-- start DATASET --

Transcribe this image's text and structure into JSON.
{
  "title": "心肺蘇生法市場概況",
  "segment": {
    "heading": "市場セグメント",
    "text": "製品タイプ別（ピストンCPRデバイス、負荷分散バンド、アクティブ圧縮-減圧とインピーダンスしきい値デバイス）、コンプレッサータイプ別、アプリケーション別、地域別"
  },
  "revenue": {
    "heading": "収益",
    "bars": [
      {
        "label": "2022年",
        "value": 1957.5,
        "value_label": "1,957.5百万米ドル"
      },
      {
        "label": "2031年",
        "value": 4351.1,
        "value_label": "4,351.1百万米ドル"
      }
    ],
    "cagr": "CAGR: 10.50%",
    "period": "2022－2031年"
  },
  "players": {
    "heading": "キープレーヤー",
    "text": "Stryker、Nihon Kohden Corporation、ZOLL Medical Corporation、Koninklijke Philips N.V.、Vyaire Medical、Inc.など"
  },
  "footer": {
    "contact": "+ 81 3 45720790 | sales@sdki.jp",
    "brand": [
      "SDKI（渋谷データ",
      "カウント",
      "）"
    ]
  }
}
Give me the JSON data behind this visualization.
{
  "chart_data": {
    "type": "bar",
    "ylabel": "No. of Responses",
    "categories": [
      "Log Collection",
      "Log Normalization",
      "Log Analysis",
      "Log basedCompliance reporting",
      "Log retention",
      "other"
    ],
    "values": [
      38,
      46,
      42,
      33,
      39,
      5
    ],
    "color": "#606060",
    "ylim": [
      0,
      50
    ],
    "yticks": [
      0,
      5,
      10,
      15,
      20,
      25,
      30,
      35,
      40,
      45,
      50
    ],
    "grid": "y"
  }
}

-- end DATASET --

**DO THIS**
Show the data once more, exactly as it was written.

**TASK SOLUTION**
Transcribe this image's text and structure into JSON.
{
  "title": "心肺蘇生法市場概況",
  "segment": {
    "heading": "市場セグメント",
    "text": "製品タイプ別（ピストンCPRデバイス、負荷分散バンド、アクティブ圧縮-減圧とインピーダンスしきい値デバイス）、コンプレッサータイプ別、アプリケーション別、地域別"
  },
  "revenue": {
    "heading": "収益",
    "bars": [
      {
        "label": "2022年",
        "value": 1957.5,
        "value_label": "1,957.5百万米ドル"
      },
      {
        "label": "2031年",
        "value": 4351.1,
        "value_label": "4,351.1百万米ドル"
      }
    ],
    "cagr": "CAGR: 10.50%",
    "period": "2022－2031年"
  },
  "players": {
    "heading": "キープレーヤー",
    "text": "Stryker、Nihon Kohden Corporation、ZOLL Medical Corporation、Koninklijke Philips N.V.、Vyaire Medical、Inc.など"
  },
  "footer": {
    "contact": "+ 81 3 45720790 | sales@sdki.jp",
    "brand": [
      "SDKI（渋谷データ",
      "カウント",
      "）"
    ]
  }
}
Give me the JSON data behind this visualization.
{
  "chart_data": {
    "type": "bar",
    "ylabel": "No. of Responses",
    "categories": [
      "Log Collection",
      "Log Normalization",
      "Log Analysis",
      "Log basedCompliance reporting",
      "Log retention",
      "other"
    ],
    "values": [
      38,
      46,
      42,
      33,
      39,
      5
    ],
    "color": "#606060",
    "ylim": [
      0,
      50
    ],
    "yticks": [
      0,
      5,
      10,
      15,
      20,
      25,
      30,
      35,
      40,
      45,
      50
    ],
    "grid": "y"
  }
}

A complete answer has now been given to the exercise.